What is required ▸
Check every line below for the string "JSON", and copy the lines that contain it.

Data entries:
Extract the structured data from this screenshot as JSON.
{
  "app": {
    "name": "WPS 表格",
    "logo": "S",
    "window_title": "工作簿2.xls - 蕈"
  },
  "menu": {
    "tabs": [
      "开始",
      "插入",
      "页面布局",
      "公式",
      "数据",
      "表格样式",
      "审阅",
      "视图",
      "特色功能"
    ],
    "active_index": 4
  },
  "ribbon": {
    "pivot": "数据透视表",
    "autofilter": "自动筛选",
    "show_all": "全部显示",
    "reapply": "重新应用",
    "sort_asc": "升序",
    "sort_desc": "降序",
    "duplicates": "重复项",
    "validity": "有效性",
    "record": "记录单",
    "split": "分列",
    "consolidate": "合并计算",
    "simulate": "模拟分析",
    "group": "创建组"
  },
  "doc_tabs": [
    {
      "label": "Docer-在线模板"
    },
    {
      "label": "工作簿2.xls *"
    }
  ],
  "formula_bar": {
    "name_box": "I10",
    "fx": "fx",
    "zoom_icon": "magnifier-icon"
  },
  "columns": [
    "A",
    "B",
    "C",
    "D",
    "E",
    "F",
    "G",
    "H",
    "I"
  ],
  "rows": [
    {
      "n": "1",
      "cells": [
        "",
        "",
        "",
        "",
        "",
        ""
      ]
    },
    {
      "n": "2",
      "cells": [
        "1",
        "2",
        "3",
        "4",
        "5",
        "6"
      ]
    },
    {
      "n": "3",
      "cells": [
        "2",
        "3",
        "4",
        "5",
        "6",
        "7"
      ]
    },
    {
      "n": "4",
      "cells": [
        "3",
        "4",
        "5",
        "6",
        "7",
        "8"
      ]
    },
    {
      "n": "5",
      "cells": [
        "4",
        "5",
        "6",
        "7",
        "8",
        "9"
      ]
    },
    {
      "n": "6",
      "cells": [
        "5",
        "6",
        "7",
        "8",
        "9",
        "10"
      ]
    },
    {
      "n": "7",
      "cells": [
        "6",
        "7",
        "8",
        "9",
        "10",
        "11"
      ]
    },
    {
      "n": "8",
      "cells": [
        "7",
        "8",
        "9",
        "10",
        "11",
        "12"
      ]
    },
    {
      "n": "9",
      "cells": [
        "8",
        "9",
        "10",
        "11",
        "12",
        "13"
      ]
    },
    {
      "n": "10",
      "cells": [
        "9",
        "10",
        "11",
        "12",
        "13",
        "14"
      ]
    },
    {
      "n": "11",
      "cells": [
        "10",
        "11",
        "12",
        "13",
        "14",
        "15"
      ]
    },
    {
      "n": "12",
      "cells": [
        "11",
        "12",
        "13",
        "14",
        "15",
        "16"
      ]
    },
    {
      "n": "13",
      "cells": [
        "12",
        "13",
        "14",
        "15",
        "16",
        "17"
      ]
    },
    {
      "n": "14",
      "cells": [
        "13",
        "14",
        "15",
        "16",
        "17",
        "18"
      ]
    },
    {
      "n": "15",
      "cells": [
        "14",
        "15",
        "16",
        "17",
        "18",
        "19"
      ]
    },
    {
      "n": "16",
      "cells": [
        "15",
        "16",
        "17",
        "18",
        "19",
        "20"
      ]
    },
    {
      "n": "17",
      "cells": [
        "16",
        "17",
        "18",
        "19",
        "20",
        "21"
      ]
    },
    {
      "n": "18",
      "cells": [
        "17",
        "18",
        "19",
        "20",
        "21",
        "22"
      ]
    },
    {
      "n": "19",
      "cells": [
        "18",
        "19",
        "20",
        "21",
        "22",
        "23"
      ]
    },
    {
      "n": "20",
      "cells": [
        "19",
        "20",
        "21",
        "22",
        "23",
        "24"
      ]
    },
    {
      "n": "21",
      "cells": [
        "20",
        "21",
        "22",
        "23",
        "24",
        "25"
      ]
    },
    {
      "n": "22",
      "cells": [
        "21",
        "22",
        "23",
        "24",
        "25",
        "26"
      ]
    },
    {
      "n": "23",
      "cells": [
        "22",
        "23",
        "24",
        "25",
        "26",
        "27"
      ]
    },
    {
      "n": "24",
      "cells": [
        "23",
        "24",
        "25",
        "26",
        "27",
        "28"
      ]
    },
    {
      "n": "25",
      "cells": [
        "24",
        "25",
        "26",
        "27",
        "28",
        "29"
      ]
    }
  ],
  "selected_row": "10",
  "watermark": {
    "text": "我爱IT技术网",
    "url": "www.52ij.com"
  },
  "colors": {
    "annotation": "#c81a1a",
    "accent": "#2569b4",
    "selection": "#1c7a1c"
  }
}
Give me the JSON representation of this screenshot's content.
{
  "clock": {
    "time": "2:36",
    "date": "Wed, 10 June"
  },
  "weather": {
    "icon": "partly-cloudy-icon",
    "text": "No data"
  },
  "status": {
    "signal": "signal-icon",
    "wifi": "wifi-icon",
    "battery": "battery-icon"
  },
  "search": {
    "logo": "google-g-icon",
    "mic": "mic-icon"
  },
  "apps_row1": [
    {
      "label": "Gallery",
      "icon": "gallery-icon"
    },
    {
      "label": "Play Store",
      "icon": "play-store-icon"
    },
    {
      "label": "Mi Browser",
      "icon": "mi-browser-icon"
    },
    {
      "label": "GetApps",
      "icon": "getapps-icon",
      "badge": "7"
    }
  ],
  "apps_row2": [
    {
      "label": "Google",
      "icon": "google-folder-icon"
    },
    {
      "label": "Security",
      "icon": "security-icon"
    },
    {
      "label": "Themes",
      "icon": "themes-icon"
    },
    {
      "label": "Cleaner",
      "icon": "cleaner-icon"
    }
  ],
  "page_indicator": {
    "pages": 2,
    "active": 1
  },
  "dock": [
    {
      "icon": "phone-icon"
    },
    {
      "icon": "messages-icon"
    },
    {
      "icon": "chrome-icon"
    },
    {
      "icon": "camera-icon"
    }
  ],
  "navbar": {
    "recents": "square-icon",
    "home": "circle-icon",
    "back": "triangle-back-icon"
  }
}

Response for this exercise ▸
Extract the structured data from this screenshot as JSON.
Give me the JSON representation of this screenshot's content.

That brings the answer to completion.